Your instructions:
Review the lines that follow and copy each one that contains the word "site".

Provided records:

## start

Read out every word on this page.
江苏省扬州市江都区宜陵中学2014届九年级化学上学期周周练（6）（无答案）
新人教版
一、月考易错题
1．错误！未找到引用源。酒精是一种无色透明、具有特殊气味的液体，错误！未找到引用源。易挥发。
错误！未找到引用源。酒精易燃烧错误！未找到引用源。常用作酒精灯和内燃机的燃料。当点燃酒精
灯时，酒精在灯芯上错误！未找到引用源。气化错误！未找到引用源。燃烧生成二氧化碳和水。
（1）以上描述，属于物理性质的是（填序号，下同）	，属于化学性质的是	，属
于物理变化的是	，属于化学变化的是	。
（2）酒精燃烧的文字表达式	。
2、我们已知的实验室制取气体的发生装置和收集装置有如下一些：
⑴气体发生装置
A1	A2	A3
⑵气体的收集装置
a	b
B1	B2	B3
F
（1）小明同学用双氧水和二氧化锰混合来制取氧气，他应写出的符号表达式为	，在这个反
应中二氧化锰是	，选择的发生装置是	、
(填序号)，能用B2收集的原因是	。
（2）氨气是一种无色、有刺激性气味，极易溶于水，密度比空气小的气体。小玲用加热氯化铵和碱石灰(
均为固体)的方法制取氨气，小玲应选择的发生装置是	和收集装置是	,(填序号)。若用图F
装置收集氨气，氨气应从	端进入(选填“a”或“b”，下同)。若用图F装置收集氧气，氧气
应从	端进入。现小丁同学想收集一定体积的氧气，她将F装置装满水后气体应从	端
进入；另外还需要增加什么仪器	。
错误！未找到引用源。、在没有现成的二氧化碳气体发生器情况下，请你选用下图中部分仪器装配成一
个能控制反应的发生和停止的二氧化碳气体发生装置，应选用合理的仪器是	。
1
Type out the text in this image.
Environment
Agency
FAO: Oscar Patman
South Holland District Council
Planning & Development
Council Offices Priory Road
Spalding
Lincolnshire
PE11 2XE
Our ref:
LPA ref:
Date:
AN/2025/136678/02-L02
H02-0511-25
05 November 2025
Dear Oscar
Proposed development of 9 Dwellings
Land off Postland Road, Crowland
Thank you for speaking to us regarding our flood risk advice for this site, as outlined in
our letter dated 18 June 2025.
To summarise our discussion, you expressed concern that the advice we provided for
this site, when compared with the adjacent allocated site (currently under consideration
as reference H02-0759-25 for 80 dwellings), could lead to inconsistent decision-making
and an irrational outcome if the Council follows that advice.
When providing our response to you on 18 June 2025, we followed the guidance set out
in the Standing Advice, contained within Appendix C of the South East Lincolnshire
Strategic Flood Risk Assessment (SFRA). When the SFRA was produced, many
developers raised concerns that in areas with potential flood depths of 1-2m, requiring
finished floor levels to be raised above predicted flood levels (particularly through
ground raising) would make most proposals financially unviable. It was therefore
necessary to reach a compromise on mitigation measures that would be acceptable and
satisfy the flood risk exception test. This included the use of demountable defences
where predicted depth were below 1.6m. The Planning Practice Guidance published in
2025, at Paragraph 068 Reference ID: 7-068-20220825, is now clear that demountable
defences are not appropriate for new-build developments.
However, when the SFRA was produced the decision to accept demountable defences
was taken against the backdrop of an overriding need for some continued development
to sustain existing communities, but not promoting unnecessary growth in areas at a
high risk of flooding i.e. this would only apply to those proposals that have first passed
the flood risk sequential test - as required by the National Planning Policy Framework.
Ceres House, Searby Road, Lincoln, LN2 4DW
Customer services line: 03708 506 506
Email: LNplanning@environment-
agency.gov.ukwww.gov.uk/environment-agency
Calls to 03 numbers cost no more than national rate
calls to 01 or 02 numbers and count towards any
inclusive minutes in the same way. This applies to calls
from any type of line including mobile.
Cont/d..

## end

Solved problem:
Thank you for speaking to us regarding our flood risk advice for this site, as outlined in
this site, when compared with the adjacent allocated site (currently under consideration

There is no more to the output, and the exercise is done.